◆ **Your objective**
Quote the records that follow in full, leaving the pictures out.

(Extracted data entries)
------------
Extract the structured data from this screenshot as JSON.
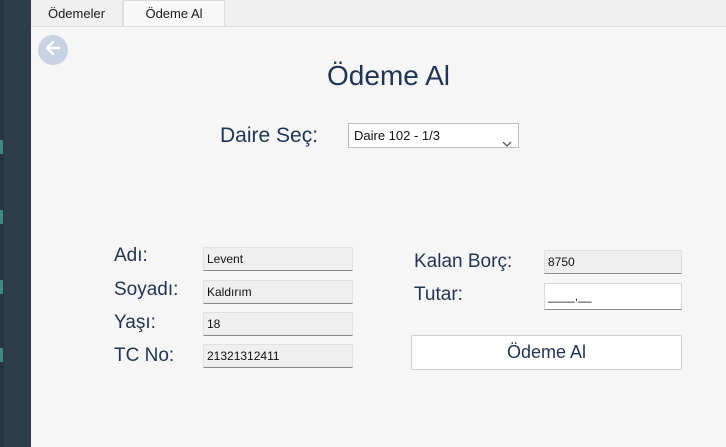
{
  "tabs": [
    {
      "label": "Ödemeler",
      "active": false
    },
    {
      "label": "Ödeme Al",
      "active": true
    }
  ],
  "page": {
    "title": "Ödeme Al"
  },
  "daire": {
    "label": "Daire Seç:",
    "selected": "Daire 102 - 1/3"
  },
  "resident": {
    "name_label": "Adı:",
    "name_value": "Levent",
    "surname_label": "Soyadı:",
    "surname_value": "Kaldırım",
    "age_label": "Yaşı:",
    "age_value": "18",
    "tc_label": "TC No:",
    "tc_value": "21321312411"
  },
  "payment": {
    "remaining_label": "Kalan Borç:",
    "remaining_value": "8750",
    "amount_label": "Tutar:",
    "amount_value": "____,__",
    "submit_label": "Ödeme Al"
  },
  "colors": {
    "accent": "#1f3454",
    "sidebar": "#2d3e4a",
    "back_button": "#c7d2e3"
  },
  "icons": {
    "back": "back-arrow-icon",
    "dropdown": "chevron-down-icon"
  }
}
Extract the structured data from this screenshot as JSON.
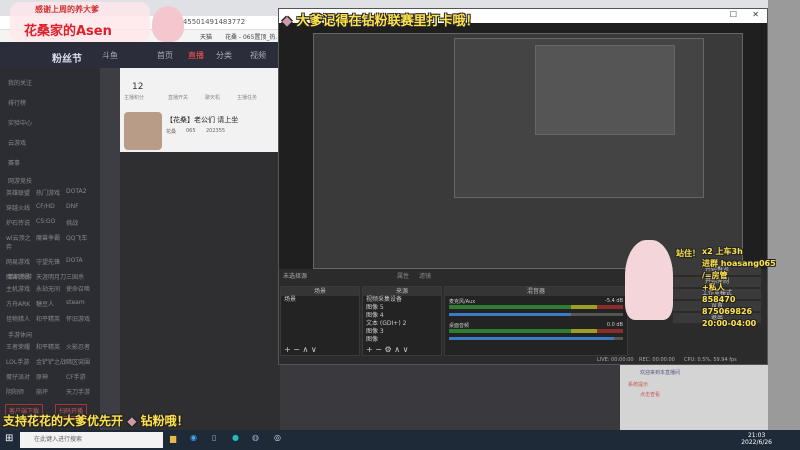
{
  "browser": {
    "url": "175345501491483772",
    "bookmarks": [
      "天猫",
      "花桑 - 065置顶_热..."
    ]
  },
  "douyu": {
    "logo": "粉丝节",
    "brand": "斗鱼",
    "nav": [
      "首页",
      "直播",
      "分类",
      "视频"
    ],
    "stats": {
      "count": "12",
      "labels": [
        "主播积分",
        "直播开关",
        "聊天机",
        "主播任务"
      ]
    },
    "room_title": "【花桑】老公们 请上坐",
    "room_tags": [
      "花桑",
      "065",
      "202355"
    ],
    "sidebar": [
      "我的关注",
      "排行榜",
      "实验中心",
      "云游戏",
      "赛事"
    ],
    "sections": [
      {
        "title": "网游竞技",
        "items": [
          "英雄联盟",
          "热门游戏",
          "DOTA2",
          "穿越火线",
          "CF/HD",
          "DNF",
          "炉石传说",
          "CS:GO",
          "挑战",
          "wl云顶之弈",
          "魔兽争霸",
          "QQ飞车",
          "网易游戏",
          "守望先锋",
          "DOTA",
          "魔兽世界",
          "天涯明月刀",
          "三国杀"
        ]
      },
      {
        "title": "单机热游",
        "items": [
          "主机游戏",
          "永劫无间",
          "使命召唤",
          "方舟ARK",
          "糖豆人",
          "steam",
          "怪物猎人",
          "和平精英",
          "怀旧游戏"
        ]
      },
      {
        "title": "手游休闲",
        "items": [
          "王者荣耀",
          "和平精英",
          "火影忍者",
          "LOL手游",
          "金铲铲之战",
          "暗区突围",
          "蛋仔派对",
          "原神",
          "CF手游",
          "阴阳师",
          "崩坏",
          "天刀手游"
        ]
      }
    ],
    "bottom_buttons": [
      "客户端下载",
      "扫码开播"
    ]
  },
  "overlay": {
    "sticker_top": "感谢上周的养大爹",
    "streamer_name": "花桑家的Asen",
    "title_banner": "大爹记得在钻粉联赛里打卡哦！",
    "bottom_banner": "支持花花的大爹优先开",
    "bottom_banner_tail": "钻粉哦！",
    "greeting": "站住！",
    "lines": [
      "x2 上车3h",
      "进群",
      "hoasang065",
      "/",
      "=房管",
      "+私人",
      "858470",
      "875069826",
      "20:00-04:00"
    ]
  },
  "obs": {
    "scene_label": "未选择源",
    "props": "属性",
    "filters": "滤镜",
    "panels": {
      "scenes": "场景",
      "sources": "来源",
      "mixer": "混音器"
    },
    "scenes": [
      "场景"
    ],
    "sources": [
      "视频采集设备",
      "图像 5",
      "图像 4",
      "文本 (GDI+) 2",
      "图像 3",
      "图像"
    ],
    "mixer": [
      {
        "name": "麦克风/Aux",
        "db": "-5.4 dB",
        "level": 0.7
      },
      {
        "name": "桌面音频",
        "db": "0.0 dB",
        "level": 0.95
      }
    ],
    "controls": [
      "开始推流",
      "开始录制",
      "工作室模式",
      "设置",
      "退出"
    ],
    "status": {
      "live": "LIVE: 00:00:00",
      "rec": "REC: 00:00:00",
      "cpu": "CPU: 0.5%, 59.94 fps"
    }
  },
  "chat": {
    "msg1": "欢迎来到本直播间",
    "msg2": "系统提示",
    "msg3": "点击查看"
  },
  "taskbar": {
    "search_placeholder": "在此键入进行搜索",
    "time": "21:03",
    "date": "2022/6/26"
  }
}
------------
◆ **Complete output**
Extract the structured data from this screenshot as JSON.
{
  "tabs": [
    {
      "label": "Ödemeler",
      "active": false
    },
    {
      "label": "Ödeme Al",
      "active": true
    }
  ],
  "page": {
    "title": "Ödeme Al"
  },
  "daire": {
    "label": "Daire Seç:",
    "selected": "Daire 102 - 1/3"
  },
  "resident": {
    "name_label": "Adı:",
    "name_value": "Levent",
    "surname_label": "Soyadı:",
    "surname_value": "Kaldırım",
    "age_label": "Yaşı:",
    "age_value": "18",
    "tc_label": "TC No:",
    "tc_value": "21321312411"
  },
  "payment": {
    "remaining_label": "Kalan Borç:",
    "remaining_value": "8750",
    "amount_label": "Tutar:",
    "amount_value": "____,__",
    "submit_label": "Ödeme Al"
  },
  "colors": {
    "accent": "#1f3454",
    "sidebar": "#2d3e4a",
    "back_button": "#c7d2e3"
  },
  "icons": {
    "back": "back-arrow-icon",
    "dropdown": "chevron-down-icon"
  }
}
Extract the structured data from this screenshot as JSON.
{
  "browser": {
    "url": "175345501491483772",
    "bookmarks": [
      "天猫",
      "花桑 - 065置顶_热..."
    ]
  },
  "douyu": {
    "logo": "粉丝节",
    "brand": "斗鱼",
    "nav": [
      "首页",
      "直播",
      "分类",
      "视频"
    ],
    "stats": {
      "count": "12",
      "labels": [
        "主播积分",
        "直播开关",
        "聊天机",
        "主播任务"
      ]
    },
    "room_title": "【花桑】老公们 请上坐",
    "room_tags": [
      "花桑",
      "065",
      "202355"
    ],
    "sidebar": [
      "我的关注",
      "排行榜",
      "实验中心",
      "云游戏",
      "赛事"
    ],
    "sections": [
      {
        "title": "网游竞技",
        "items": [
          "英雄联盟",
          "热门游戏",
          "DOTA2",
          "穿越火线",
          "CF/HD",
          "DNF",
          "炉石传说",
          "CS:GO",
          "挑战",
          "wl云顶之弈",
          "魔兽争霸",
          "QQ飞车",
          "网易游戏",
          "守望先锋",
          "DOTA",
          "魔兽世界",
          "天涯明月刀",
          "三国杀"
        ]
      },
      {
        "title": "单机热游",
        "items": [
          "主机游戏",
          "永劫无间",
          "使命召唤",
          "方舟ARK",
          "糖豆人",
          "steam",
          "怪物猎人",
          "和平精英",
          "怀旧游戏"
        ]
      },
      {
        "title": "手游休闲",
        "items": [
          "王者荣耀",
          "和平精英",
          "火影忍者",
          "LOL手游",
          "金铲铲之战",
          "暗区突围",
          "蛋仔派对",
          "原神",
          "CF手游",
          "阴阳师",
          "崩坏",
          "天刀手游"
        ]
      }
    ],
    "bottom_buttons": [
      "客户端下载",
      "扫码开播"
    ]
  },
  "overlay": {
    "sticker_top": "感谢上周的养大爹",
    "streamer_name": "花桑家的Asen",
    "title_banner": "大爹记得在钻粉联赛里打卡哦！",
    "bottom_banner": "支持花花的大爹优先开",
    "bottom_banner_tail": "钻粉哦！",
    "greeting": "站住！",
    "lines": [
      "x2 上车3h",
      "进群",
      "hoasang065",
      "/",
      "=房管",
      "+私人",
      "858470",
      "875069826",
      "20:00-04:00"
    ]
  },
  "obs": {
    "scene_label": "未选择源",
    "props": "属性",
    "filters": "滤镜",
    "panels": {
      "scenes": "场景",
      "sources": "来源",
      "mixer": "混音器"
    },
    "scenes": [
      "场景"
    ],
    "sources": [
      "视频采集设备",
      "图像 5",
      "图像 4",
      "文本 (GDI+) 2",
      "图像 3",
      "图像"
    ],
    "mixer": [
      {
        "name": "麦克风/Aux",
        "db": "-5.4 dB",
        "level": 0.7
      },
      {
        "name": "桌面音频",
        "db": "0.0 dB",
        "level": 0.95
      }
    ],
    "controls": [
      "开始推流",
      "开始录制",
      "工作室模式",
      "设置",
      "退出"
    ],
    "status": {
      "live": "LIVE: 00:00:00",
      "rec": "REC: 00:00:00",
      "cpu": "CPU: 0.5%, 59.94 fps"
    }
  },
  "chat": {
    "msg1": "欢迎来到本直播间",
    "msg2": "系统提示",
    "msg3": "点击查看"
  },
  "taskbar": {
    "search_placeholder": "在此键入进行搜索",
    "time": "21:03",
    "date": "2022/6/26"
  }
}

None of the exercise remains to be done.